▶ **Goal**:
Give all of the lines again, with nothing added or dropped.

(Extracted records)
*****
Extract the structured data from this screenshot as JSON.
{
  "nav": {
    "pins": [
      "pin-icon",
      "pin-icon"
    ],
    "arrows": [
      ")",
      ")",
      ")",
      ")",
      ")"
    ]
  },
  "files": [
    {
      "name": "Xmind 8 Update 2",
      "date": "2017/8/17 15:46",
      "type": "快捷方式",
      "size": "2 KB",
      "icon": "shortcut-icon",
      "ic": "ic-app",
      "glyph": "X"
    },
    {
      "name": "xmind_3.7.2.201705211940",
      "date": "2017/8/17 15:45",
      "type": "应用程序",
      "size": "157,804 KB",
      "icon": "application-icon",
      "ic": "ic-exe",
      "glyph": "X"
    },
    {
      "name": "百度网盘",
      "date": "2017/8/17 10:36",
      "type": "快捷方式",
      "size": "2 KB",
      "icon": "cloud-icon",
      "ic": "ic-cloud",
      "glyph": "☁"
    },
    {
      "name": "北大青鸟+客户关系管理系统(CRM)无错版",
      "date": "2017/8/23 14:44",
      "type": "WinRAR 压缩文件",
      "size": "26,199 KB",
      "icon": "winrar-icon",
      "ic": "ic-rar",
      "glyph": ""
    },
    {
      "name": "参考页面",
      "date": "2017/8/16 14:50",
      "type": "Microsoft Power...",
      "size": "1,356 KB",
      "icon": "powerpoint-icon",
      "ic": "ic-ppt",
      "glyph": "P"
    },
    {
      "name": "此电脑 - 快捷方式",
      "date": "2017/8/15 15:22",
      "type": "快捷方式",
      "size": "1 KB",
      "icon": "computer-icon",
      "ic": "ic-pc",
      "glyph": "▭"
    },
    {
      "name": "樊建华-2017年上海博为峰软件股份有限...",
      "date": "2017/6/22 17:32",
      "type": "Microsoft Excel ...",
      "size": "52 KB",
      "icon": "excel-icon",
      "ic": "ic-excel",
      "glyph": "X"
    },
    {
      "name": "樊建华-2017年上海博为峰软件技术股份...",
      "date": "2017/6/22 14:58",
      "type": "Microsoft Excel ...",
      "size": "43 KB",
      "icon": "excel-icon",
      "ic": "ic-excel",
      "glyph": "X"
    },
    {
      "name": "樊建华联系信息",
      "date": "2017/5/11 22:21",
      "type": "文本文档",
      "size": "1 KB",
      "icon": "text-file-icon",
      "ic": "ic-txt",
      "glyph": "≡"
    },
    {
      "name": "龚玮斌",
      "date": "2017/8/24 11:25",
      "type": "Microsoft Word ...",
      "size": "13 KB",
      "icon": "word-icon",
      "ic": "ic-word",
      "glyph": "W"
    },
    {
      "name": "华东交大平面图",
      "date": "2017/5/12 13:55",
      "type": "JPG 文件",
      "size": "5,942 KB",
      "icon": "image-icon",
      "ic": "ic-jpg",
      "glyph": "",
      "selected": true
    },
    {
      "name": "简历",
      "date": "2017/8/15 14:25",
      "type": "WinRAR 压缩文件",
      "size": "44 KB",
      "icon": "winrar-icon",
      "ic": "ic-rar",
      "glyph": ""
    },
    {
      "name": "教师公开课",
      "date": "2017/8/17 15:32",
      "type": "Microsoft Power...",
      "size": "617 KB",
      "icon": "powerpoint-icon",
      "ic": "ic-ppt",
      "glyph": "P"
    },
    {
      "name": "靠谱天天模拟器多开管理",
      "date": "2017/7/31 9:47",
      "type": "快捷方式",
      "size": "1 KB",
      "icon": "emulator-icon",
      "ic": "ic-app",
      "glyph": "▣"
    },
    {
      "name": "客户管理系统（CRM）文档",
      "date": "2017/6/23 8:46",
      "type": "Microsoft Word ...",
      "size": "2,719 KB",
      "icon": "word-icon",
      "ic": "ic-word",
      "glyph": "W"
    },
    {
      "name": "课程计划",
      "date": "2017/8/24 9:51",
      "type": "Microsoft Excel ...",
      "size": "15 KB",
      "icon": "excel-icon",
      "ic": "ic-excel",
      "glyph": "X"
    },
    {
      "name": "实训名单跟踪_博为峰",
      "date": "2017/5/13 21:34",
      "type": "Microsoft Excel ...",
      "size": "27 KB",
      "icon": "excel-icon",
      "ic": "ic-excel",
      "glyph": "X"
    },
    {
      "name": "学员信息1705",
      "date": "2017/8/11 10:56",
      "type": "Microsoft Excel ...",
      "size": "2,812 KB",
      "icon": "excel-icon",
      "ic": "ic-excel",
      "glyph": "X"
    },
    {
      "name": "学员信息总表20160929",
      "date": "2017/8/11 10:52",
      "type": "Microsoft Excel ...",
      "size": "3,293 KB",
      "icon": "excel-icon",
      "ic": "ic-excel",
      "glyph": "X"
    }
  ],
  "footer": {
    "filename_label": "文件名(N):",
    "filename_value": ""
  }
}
*****
▶ **Exercise output**:
Extract the structured data from this screenshot as JSON.
{
  "nav": {
    "pins": [
      "pin-icon",
      "pin-icon"
    ],
    "arrows": [
      ")",
      ")",
      ")",
      ")",
      ")"
    ]
  },
  "files": [
    {
      "name": "Xmind 8 Update 2",
      "date": "2017/8/17 15:46",
      "type": "快捷方式",
      "size": "2 KB",
      "icon": "shortcut-icon",
      "ic": "ic-app",
      "glyph": "X"
    },
    {
      "name": "xmind_3.7.2.201705211940",
      "date": "2017/8/17 15:45",
      "type": "应用程序",
      "size": "157,804 KB",
      "icon": "application-icon",
      "ic": "ic-exe",
      "glyph": "X"
    },
    {
      "name": "百度网盘",
      "date": "2017/8/17 10:36",
      "type": "快捷方式",
      "size": "2 KB",
      "icon": "cloud-icon",
      "ic": "ic-cloud",
      "glyph": "☁"
    },
    {
      "name": "北大青鸟+客户关系管理系统(CRM)无错版",
      "date": "2017/8/23 14:44",
      "type": "WinRAR 压缩文件",
      "size": "26,199 KB",
      "icon": "winrar-icon",
      "ic": "ic-rar",
      "glyph": ""
    },
    {
      "name": "参考页面",
      "date": "2017/8/16 14:50",
      "type": "Microsoft Power...",
      "size": "1,356 KB",
      "icon": "powerpoint-icon",
      "ic": "ic-ppt",
      "glyph": "P"
    },
    {
      "name": "此电脑 - 快捷方式",
      "date": "2017/8/15 15:22",
      "type": "快捷方式",
      "size": "1 KB",
      "icon": "computer-icon",
      "ic": "ic-pc",
      "glyph": "▭"
    },
    {
      "name": "樊建华-2017年上海博为峰软件股份有限...",
      "date": "2017/6/22 17:32",
      "type": "Microsoft Excel ...",
      "size": "52 KB",
      "icon": "excel-icon",
      "ic": "ic-excel",
      "glyph": "X"
    },
    {
      "name": "樊建华-2017年上海博为峰软件技术股份...",
      "date": "2017/6/22 14:58",
      "type": "Microsoft Excel ...",
      "size": "43 KB",
      "icon": "excel-icon",
      "ic": "ic-excel",
      "glyph": "X"
    },
    {
      "name": "樊建华联系信息",
      "date": "2017/5/11 22:21",
      "type": "文本文档",
      "size": "1 KB",
      "icon": "text-file-icon",
      "ic": "ic-txt",
      "glyph": "≡"
    },
    {
      "name": "龚玮斌",
      "date": "2017/8/24 11:25",
      "type": "Microsoft Word ...",
      "size": "13 KB",
      "icon": "word-icon",
      "ic": "ic-word",
      "glyph": "W"
    },
    {
      "name": "华东交大平面图",
      "date": "2017/5/12 13:55",
      "type": "JPG 文件",
      "size": "5,942 KB",
      "icon": "image-icon",
      "ic": "ic-jpg",
      "glyph": "",
      "selected": true
    },
    {
      "name": "简历",
      "date": "2017/8/15 14:25",
      "type": "WinRAR 压缩文件",
      "size": "44 KB",
      "icon": "winrar-icon",
      "ic": "ic-rar",
      "glyph": ""
    },
    {
      "name": "教师公开课",
      "date": "2017/8/17 15:32",
      "type": "Microsoft Power...",
      "size": "617 KB",
      "icon": "powerpoint-icon",
      "ic": "ic-ppt",
      "glyph": "P"
    },
    {
      "name": "靠谱天天模拟器多开管理",
      "date": "2017/7/31 9:47",
      "type": "快捷方式",
      "size": "1 KB",
      "icon": "emulator-icon",
      "ic": "ic-app",
      "glyph": "▣"
    },
    {
      "name": "客户管理系统（CRM）文档",
      "date": "2017/6/23 8:46",
      "type": "Microsoft Word ...",
      "size": "2,719 KB",
      "icon": "word-icon",
      "ic": "ic-word",
      "glyph": "W"
    },
    {
      "name": "课程计划",
      "date": "2017/8/24 9:51",
      "type": "Microsoft Excel ...",
      "size": "15 KB",
      "icon": "excel-icon",
      "ic": "ic-excel",
      "glyph": "X"
    },
    {
      "name": "实训名单跟踪_博为峰",
      "date": "2017/5/13 21:34",
      "type": "Microsoft Excel ...",
      "size": "27 KB",
      "icon": "excel-icon",
      "ic": "ic-excel",
      "glyph": "X"
    },
    {
      "name": "学员信息1705",
      "date": "2017/8/11 10:56",
      "type": "Microsoft Excel ...",
      "size": "2,812 KB",
      "icon": "excel-icon",
      "ic": "ic-excel",
      "glyph": "X"
    },
    {
      "name": "学员信息总表20160929",
      "date": "2017/8/11 10:52",
      "type": "Microsoft Excel ...",
      "size": "3,293 KB",
      "icon": "excel-icon",
      "ic": "ic-excel",
      "glyph": "X"
    }
  ],
  "footer": {
    "filename_label": "文件名(N):",
    "filename_value": ""
  }
}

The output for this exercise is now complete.